**Objective:**
Tally the lines that include the word "SecureScreen" and reply with nothing but the total.

**Dataset excerpts:**
====

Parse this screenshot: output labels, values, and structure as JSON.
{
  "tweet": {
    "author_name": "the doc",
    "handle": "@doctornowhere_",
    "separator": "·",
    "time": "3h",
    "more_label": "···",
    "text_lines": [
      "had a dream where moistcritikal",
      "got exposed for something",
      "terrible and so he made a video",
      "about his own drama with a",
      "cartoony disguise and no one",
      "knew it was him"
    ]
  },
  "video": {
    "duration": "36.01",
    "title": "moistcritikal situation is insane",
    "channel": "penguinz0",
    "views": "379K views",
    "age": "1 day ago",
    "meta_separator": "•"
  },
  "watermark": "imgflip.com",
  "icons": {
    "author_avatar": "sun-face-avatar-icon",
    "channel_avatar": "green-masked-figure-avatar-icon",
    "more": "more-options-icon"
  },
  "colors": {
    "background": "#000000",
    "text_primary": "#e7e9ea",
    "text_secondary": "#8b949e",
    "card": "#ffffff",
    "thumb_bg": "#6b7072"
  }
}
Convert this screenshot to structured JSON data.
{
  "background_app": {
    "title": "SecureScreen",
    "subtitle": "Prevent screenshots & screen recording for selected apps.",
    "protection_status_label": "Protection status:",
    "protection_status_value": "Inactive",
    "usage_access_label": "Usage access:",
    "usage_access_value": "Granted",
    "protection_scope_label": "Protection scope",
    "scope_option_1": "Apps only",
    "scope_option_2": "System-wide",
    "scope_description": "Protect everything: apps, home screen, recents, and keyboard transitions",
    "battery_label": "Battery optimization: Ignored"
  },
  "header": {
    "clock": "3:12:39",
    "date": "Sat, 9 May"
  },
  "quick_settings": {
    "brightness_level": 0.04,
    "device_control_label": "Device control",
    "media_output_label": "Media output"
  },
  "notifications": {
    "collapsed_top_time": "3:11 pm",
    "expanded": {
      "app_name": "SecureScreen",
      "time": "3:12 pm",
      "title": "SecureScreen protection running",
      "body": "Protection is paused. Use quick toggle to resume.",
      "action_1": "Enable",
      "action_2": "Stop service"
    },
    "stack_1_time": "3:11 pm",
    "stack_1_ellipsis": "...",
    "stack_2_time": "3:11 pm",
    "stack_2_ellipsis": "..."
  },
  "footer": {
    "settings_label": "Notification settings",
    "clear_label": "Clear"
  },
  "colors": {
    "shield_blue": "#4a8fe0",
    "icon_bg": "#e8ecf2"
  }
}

====

**Completed exercise:**
3